Copy the entries below exactly. Images do not belong in the copy.
--- start Excerpted data ---
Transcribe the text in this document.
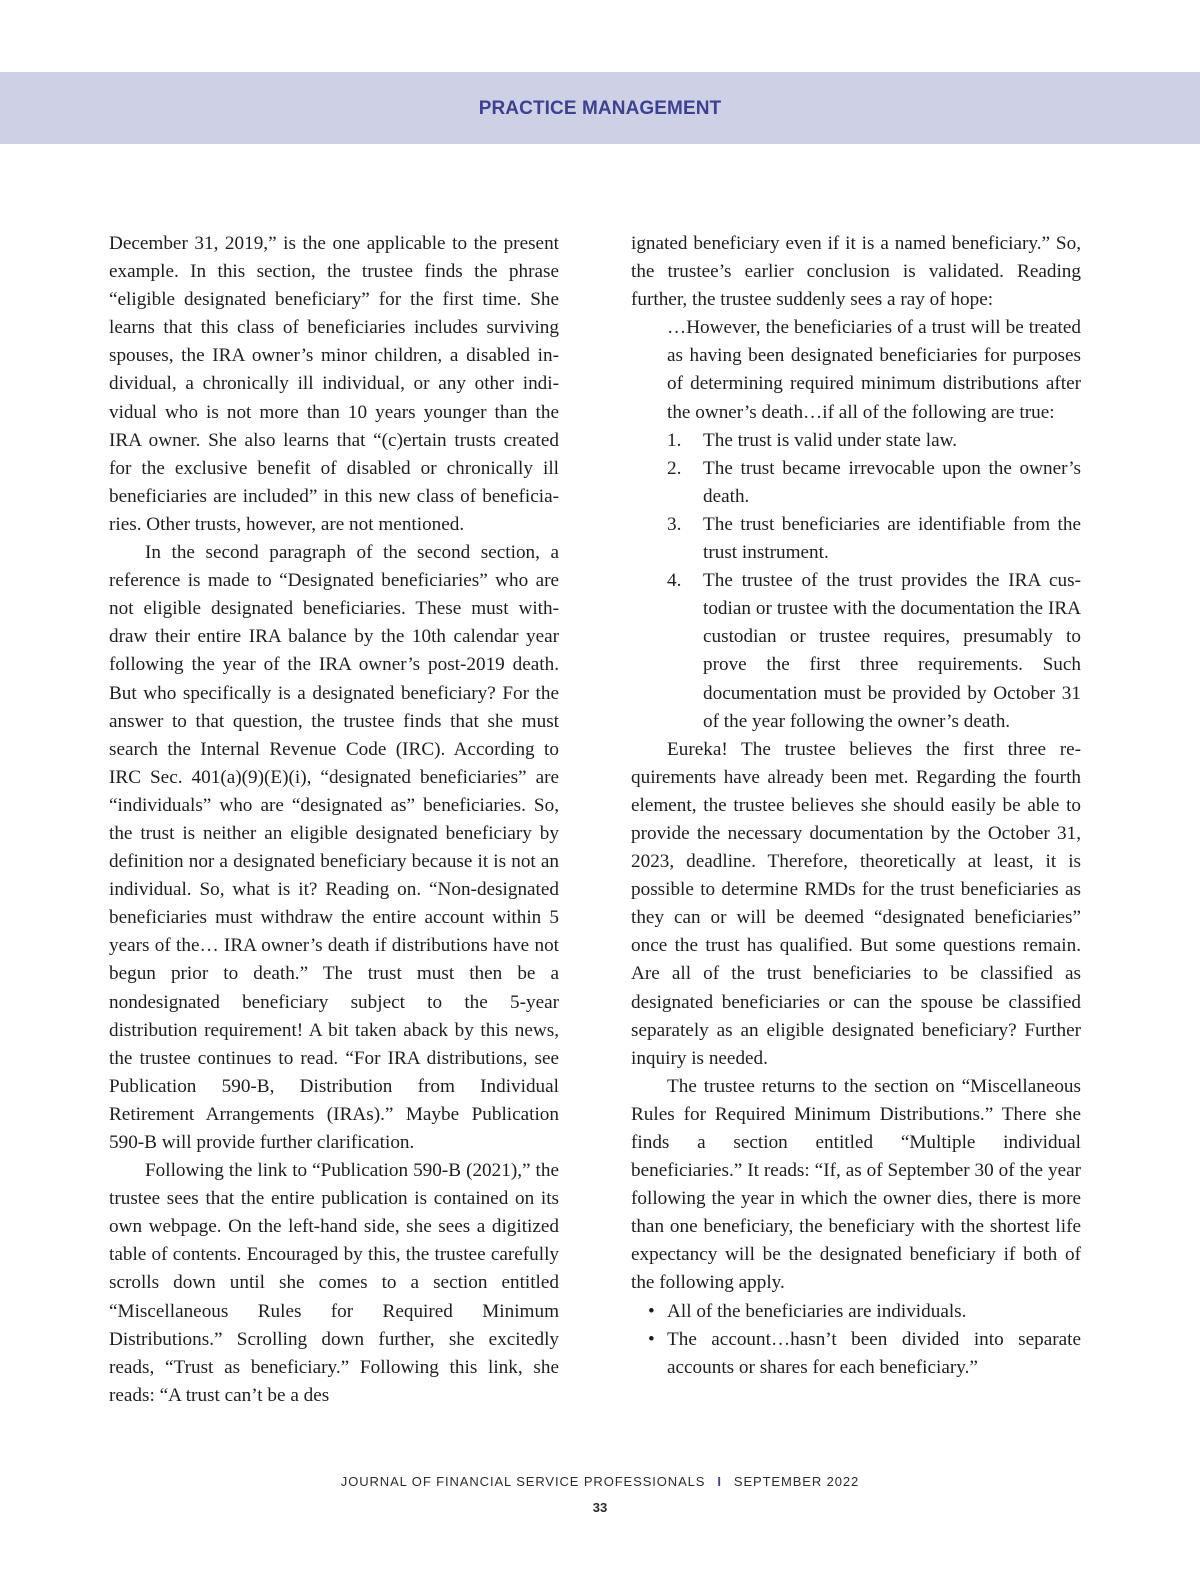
PRACTICE MANAGEMENT

December 31, 2019,” is the one applicable to the present example. In this section, the trustee finds the phrase “eligible designated beneficiary” for the first time. She learns that this class of beneficiaries includes surviving spouses, the IRA owner’s minor children, a disabled individual, a chronically ill individual, or any other individual who is not more than 10 years younger than the IRA owner. She also learns that “(c)ertain trusts created for the exclusive benefit of disabled or chronically ill beneficiaries are included” in this new class of beneficiaries. Other trusts, however, are not mentioned.

In the second paragraph of the second section, a reference is made to “Designated beneficiaries” who are not eligible designated beneficiaries. These must withdraw their entire IRA balance by the 10th calendar year following the year of the IRA owner’s post-2019 death. But who specifically is a designated beneficiary? For the answer to that question, the trustee finds that she must search the Internal Revenue Code (IRC). According to IRC Sec. 401(a)(9)(E)(i), “designated beneficiaries” are “individuals” who are “designated as” beneficiaries. So, the trust is neither an eligible designated beneficiary by definition nor a designated beneficiary because it is not an individual. So, what is it? Reading on. “Non-designated beneficiaries must withdraw the entire account within 5 years of the… IRA owner’s death if distributions have not begun prior to death.” The trust must then be a nondesignated beneficiary subject to the 5-year distribution requirement! A bit taken aback by this news, the trustee continues to read. “For IRA distributions, see Publication 590-B, Distribution from Individual Retirement Arrangements (IRAs).” Maybe Publication 590-B will provide further clarification.

Following the link to “Publication 590-B (2021),” the trustee sees that the entire publication is contained on its own webpage. On the left-hand side, she sees a digitized table of contents. Encouraged by this, the trustee carefully scrolls down until she comes to a section entitled “Miscellaneous Rules for Required Minimum Distributions.” Scrolling down further, she excitedly reads, “Trust as beneficiary.” Following this link, she reads: “A trust can’t be a des

ignated beneficiary even if it is a named beneficiary.” So, the trustee’s earlier conclusion is validated. Reading further, the trustee suddenly sees a ray of hope:

…However, the beneficiaries of a trust will be treated as having been designated beneficiaries for purposes of determining required minimum distributions after the owner’s death…if all of the following are true:

1.	The trust is valid under state law.
2.	The trust became irrevocable upon the owner’s death.
3.	The trust beneficiaries are identifiable from the trust instrument.
4.	The trustee of the trust provides the IRA custodian or trustee with the documentation the IRA custodian or trustee requires, presumably to prove the first three requirements. Such documentation must be provided by October 31 of the year following the owner’s death.

Eureka! The trustee believes the first three requirements have already been met. Regarding the fourth element, the trustee believes she should easily be able to provide the necessary documentation by the October 31, 2023, deadline. Therefore, theoretically at least, it is possible to determine RMDs for the trust beneficiaries as they can or will be deemed “designated beneficiaries” once the trust has qualified. But some questions remain. Are all of the trust beneficiaries to be classified as designated beneficiaries or can the spouse be classified separately as an eligible designated beneficiary? Further inquiry is needed.

The trustee returns to the section on “Miscellaneous Rules for Required Minimum Distributions.” There she finds a section entitled “Multiple individual beneficiaries.” It reads: “If, as of September 30 of the year following the year in which the owner dies, there is more than one beneficiary, the beneficiary with the shortest life expectancy will be the designated beneficiary if both of the following apply.

• All of the beneficiaries are individuals.
• The account…hasn’t been divided into separate accounts or shares for each beneficiary.”
JOURNAL OF FINANCIAL SERVICE PROFESSIONALS I SEPTEMBER 2022
33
--- end Excerpted data ---
- [Completed task]
Transcribe the text in this document.
PRACTICE MANAGEMENT

December 31, 2019,” is the one applicable to the present example. In this section, the trustee finds the phrase “eligible designated beneficiary” for the first time. She learns that this class of beneficiaries includes surviving spouses, the IRA owner’s minor children, a disabled individual, a chronically ill individual, or any other individual who is not more than 10 years younger than the IRA owner. She also learns that “(c)ertain trusts created for the exclusive benefit of disabled or chronically ill beneficiaries are included” in this new class of beneficiaries. Other trusts, however, are not mentioned.

In the second paragraph of the second section, a reference is made to “Designated beneficiaries” who are not eligible designated beneficiaries. These must withdraw their entire IRA balance by the 10th calendar year following the year of the IRA owner’s post-2019 death. But who specifically is a designated beneficiary? For the answer to that question, the trustee finds that she must search the Internal Revenue Code (IRC). According to IRC Sec. 401(a)(9)(E)(i), “designated beneficiaries” are “individuals” who are “designated as” beneficiaries. So, the trust is neither an eligible designated beneficiary by definition nor a designated beneficiary because it is not an individual. So, what is it? Reading on. “Non-designated beneficiaries must withdraw the entire account within 5 years of the… IRA owner’s death if distributions have not begun prior to death.” The trust must then be a nondesignated beneficiary subject to the 5-year distribution requirement! A bit taken aback by this news, the trustee continues to read. “For IRA distributions, see Publication 590-B, Distribution from Individual Retirement Arrangements (IRAs).” Maybe Publication 590-B will provide further clarification.

Following the link to “Publication 590-B (2021),” the trustee sees that the entire publication is contained on its own webpage. On the left-hand side, she sees a digitized table of contents. Encouraged by this, the trustee carefully scrolls down until she comes to a section entitled “Miscellaneous Rules for Required Minimum Distributions.” Scrolling down further, she excitedly reads, “Trust as beneficiary.” Following this link, she reads: “A trust can’t be a des

ignated beneficiary even if it is a named beneficiary.” So, the trustee’s earlier conclusion is validated. Reading further, the trustee suddenly sees a ray of hope:

…However, the beneficiaries of a trust will be treated as having been designated beneficiaries for purposes of determining required minimum distributions after the owner’s death…if all of the following are true:

1.	The trust is valid under state law.
2.	The trust became irrevocable upon the owner’s death.
3.	The trust beneficiaries are identifiable from the trust instrument.
4.	The trustee of the trust provides the IRA custodian or trustee with the documentation the IRA custodian or trustee requires, presumably to prove the first three requirements. Such documentation must be provided by October 31 of the year following the owner’s death.

Eureka! The trustee believes the first three requirements have already been met. Regarding the fourth element, the trustee believes she should easily be able to provide the necessary documentation by the October 31, 2023, deadline. Therefore, theoretically at least, it is possible to determine RMDs for the trust beneficiaries as they can or will be deemed “designated beneficiaries” once the trust has qualified. But some questions remain. Are all of the trust beneficiaries to be classified as designated beneficiaries or can the spouse be classified separately as an eligible designated beneficiary? Further inquiry is needed.

The trustee returns to the section on “Miscellaneous Rules for Required Minimum Distributions.” There she finds a section entitled “Multiple individual beneficiaries.” It reads: “If, as of September 30 of the year following the year in which the owner dies, there is more than one beneficiary, the beneficiary with the shortest life expectancy will be the designated beneficiary if both of the following apply.

• All of the beneficiaries are individuals.
• The account…hasn’t been divided into separate accounts or shares for each beneficiary.”
JOURNAL OF FINANCIAL SERVICE PROFESSIONALS I SEPTEMBER 2022
33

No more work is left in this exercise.